**Aim**
Locate all lines in the data below that hold "Número" and show them.

**Supplied material**
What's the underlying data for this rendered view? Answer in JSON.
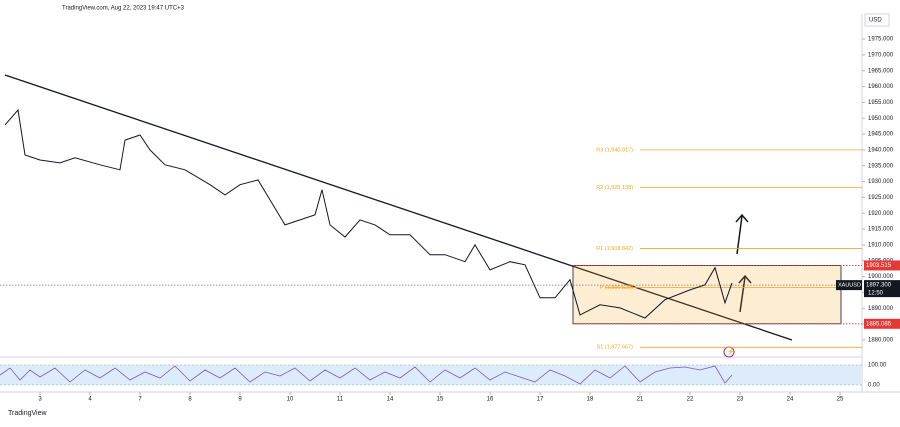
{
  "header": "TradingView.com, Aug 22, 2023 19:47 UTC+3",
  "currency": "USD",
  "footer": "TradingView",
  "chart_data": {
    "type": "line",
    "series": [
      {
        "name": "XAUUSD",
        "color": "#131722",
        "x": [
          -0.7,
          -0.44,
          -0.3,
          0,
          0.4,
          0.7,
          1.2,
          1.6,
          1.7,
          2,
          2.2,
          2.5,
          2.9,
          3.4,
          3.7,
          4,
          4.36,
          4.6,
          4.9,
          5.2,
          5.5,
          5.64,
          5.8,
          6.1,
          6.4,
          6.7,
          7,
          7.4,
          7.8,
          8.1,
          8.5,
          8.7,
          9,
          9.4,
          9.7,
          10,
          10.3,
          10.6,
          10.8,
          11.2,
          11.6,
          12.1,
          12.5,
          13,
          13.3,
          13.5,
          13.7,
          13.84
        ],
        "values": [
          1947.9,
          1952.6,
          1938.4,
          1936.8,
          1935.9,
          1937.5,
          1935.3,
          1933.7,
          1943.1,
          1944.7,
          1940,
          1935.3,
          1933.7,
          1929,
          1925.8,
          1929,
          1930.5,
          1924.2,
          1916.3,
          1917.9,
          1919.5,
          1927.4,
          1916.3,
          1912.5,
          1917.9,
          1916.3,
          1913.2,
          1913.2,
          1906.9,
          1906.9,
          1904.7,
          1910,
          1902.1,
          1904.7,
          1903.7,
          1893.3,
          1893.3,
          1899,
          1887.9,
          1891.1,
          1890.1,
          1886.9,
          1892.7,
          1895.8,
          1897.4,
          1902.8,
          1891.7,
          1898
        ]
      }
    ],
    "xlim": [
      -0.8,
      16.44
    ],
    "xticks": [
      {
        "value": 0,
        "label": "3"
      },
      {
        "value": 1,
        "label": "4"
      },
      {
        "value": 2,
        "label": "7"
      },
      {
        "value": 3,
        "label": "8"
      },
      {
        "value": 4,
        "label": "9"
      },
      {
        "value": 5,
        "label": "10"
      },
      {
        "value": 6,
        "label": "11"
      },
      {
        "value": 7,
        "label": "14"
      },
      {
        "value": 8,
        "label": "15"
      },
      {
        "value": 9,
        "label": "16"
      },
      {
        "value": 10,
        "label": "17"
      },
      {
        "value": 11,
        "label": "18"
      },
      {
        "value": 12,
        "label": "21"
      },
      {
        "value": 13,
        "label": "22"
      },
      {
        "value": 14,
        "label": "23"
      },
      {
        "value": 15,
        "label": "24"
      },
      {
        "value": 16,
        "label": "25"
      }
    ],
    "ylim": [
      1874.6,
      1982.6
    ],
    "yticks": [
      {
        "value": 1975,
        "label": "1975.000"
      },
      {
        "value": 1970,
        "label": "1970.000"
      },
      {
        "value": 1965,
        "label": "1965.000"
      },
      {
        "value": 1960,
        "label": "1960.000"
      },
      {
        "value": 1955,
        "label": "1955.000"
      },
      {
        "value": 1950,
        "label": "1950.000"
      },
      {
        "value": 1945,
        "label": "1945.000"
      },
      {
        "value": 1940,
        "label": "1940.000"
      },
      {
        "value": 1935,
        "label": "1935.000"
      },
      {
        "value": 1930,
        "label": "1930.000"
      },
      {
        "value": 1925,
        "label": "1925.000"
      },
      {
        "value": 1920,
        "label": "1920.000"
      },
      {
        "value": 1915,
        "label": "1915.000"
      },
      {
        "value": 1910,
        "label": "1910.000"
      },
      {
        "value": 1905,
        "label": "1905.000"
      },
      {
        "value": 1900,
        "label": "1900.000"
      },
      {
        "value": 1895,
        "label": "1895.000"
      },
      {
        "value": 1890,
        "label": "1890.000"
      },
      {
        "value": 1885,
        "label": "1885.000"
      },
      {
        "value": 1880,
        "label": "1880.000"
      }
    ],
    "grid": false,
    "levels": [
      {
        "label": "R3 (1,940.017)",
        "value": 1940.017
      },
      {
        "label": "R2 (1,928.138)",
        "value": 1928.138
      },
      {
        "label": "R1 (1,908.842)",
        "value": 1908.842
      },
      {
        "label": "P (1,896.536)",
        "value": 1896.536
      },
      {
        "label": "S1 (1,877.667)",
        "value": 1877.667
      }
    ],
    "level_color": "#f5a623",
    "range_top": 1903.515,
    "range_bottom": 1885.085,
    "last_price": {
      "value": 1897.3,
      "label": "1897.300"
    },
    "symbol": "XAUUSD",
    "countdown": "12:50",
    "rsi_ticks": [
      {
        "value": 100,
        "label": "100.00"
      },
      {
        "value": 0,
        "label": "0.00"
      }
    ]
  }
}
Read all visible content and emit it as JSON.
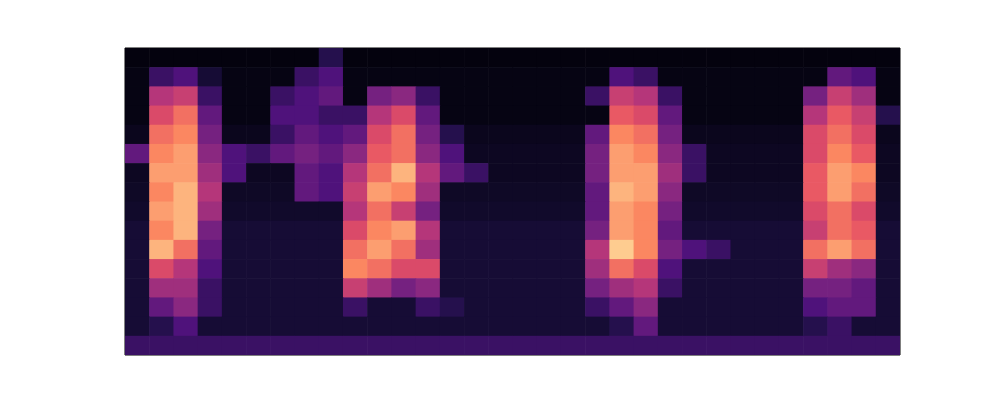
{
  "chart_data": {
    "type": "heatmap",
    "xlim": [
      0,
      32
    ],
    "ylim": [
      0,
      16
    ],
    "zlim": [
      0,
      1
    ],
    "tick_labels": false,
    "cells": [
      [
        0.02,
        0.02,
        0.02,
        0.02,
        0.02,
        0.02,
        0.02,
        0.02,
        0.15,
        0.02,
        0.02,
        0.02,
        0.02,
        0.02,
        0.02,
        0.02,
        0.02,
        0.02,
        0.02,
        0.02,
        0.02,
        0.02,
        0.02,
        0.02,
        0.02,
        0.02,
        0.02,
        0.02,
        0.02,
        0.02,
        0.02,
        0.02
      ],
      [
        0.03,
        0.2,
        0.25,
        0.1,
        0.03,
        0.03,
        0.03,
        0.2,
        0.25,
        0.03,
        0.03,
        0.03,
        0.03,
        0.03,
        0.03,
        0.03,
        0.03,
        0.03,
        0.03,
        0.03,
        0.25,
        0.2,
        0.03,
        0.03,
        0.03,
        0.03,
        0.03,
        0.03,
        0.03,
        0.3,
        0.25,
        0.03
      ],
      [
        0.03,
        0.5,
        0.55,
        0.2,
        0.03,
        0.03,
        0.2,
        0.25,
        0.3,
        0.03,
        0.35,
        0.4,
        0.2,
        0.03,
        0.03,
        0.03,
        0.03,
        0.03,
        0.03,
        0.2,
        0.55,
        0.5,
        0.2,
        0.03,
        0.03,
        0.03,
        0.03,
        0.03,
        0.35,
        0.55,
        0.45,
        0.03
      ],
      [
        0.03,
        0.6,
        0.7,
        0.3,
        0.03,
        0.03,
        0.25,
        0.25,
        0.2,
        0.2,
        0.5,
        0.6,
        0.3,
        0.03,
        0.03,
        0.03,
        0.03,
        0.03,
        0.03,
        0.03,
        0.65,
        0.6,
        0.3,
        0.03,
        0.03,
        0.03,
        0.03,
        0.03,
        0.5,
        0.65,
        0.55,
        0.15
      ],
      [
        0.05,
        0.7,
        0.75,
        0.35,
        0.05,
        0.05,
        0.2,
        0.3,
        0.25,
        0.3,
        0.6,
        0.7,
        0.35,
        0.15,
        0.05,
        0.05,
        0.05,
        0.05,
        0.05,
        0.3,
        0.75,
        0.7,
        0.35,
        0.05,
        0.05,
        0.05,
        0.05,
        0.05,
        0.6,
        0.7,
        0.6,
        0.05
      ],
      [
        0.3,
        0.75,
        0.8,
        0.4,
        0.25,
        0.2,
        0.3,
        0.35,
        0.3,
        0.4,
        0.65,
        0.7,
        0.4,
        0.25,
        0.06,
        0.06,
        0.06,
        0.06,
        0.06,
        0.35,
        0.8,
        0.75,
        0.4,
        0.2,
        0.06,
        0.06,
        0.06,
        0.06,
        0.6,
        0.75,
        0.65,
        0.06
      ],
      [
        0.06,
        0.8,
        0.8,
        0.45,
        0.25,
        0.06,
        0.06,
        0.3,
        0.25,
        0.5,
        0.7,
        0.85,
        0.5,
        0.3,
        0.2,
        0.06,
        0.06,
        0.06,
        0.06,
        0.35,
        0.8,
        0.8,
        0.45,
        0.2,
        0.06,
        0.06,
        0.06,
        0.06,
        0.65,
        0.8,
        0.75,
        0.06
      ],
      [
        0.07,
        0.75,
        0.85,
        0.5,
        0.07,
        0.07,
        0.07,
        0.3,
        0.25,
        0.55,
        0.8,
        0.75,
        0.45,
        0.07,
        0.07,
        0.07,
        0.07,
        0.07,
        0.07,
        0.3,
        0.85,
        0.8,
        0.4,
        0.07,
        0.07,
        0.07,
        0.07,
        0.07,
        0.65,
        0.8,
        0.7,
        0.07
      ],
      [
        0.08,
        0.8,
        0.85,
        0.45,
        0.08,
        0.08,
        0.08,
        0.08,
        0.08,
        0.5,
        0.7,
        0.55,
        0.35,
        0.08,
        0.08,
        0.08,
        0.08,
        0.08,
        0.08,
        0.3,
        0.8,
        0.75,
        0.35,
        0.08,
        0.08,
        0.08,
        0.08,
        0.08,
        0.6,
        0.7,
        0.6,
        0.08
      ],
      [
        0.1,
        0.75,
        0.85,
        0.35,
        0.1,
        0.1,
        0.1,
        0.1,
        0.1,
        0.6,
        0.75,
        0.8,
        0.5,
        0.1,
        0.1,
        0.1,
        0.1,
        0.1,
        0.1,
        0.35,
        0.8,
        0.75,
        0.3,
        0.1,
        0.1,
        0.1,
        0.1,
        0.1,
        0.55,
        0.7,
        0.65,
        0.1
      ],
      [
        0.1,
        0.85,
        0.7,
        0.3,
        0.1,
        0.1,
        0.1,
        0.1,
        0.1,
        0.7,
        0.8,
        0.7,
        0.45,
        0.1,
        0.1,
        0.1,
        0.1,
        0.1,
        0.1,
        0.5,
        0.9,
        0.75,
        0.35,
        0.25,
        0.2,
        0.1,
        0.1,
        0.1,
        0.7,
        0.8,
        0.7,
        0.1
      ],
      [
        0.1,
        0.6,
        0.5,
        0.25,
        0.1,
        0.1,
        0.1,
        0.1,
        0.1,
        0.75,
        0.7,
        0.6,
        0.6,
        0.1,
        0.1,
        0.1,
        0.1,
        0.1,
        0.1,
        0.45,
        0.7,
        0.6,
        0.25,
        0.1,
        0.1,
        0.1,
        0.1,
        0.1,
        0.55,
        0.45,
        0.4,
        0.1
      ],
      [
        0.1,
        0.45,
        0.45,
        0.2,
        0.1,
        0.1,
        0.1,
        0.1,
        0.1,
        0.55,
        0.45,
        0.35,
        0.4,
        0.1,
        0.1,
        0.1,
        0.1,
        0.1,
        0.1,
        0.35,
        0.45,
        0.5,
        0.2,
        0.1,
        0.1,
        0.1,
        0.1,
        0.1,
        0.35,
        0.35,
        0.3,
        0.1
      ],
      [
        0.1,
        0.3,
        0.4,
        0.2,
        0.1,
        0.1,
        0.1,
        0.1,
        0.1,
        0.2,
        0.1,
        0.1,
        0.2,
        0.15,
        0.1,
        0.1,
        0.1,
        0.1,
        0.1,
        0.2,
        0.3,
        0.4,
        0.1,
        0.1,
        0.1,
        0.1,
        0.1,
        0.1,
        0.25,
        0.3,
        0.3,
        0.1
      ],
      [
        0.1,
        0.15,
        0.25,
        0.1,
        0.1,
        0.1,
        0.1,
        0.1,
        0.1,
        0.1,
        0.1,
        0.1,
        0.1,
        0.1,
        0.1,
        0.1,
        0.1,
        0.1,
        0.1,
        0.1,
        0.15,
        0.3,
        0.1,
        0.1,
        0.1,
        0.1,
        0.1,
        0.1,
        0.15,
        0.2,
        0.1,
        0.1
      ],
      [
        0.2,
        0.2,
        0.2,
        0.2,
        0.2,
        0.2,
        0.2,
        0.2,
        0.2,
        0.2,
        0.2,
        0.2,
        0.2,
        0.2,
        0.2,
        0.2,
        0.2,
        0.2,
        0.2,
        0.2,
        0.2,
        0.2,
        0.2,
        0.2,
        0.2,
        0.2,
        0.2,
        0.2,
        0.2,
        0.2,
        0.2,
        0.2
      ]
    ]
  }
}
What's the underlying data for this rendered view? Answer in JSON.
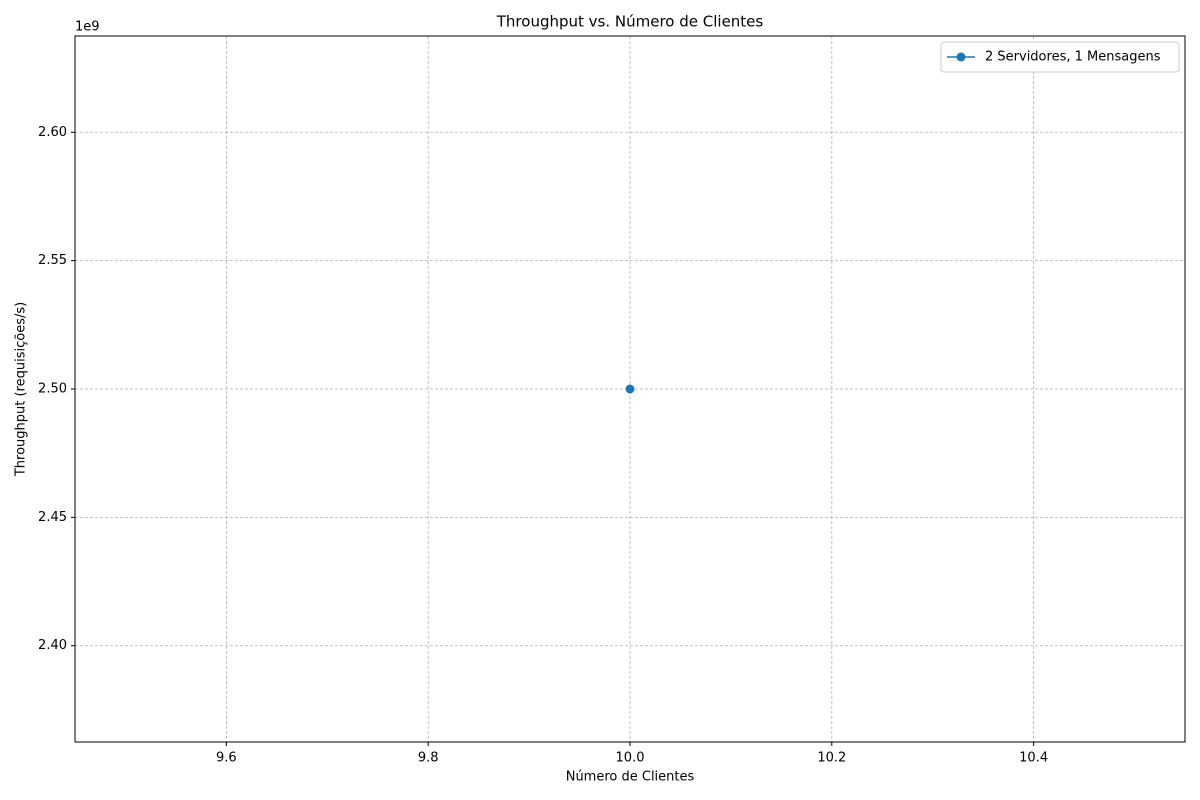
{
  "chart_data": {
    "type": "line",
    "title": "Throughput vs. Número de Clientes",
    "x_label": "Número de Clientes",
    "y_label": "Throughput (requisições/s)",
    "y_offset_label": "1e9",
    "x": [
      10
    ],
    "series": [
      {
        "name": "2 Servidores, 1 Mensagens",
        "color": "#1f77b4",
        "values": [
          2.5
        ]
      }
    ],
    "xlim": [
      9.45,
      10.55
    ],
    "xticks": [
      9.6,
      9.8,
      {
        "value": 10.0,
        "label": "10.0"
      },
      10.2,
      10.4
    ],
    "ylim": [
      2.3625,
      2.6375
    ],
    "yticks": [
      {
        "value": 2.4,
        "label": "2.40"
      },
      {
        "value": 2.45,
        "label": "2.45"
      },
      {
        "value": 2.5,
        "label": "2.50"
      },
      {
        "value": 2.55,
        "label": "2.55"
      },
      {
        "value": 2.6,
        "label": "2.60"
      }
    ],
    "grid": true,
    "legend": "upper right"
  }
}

**Solution**
    "title": "Throughput vs. Número de Clientes",
    "x_label": "Número de Clientes",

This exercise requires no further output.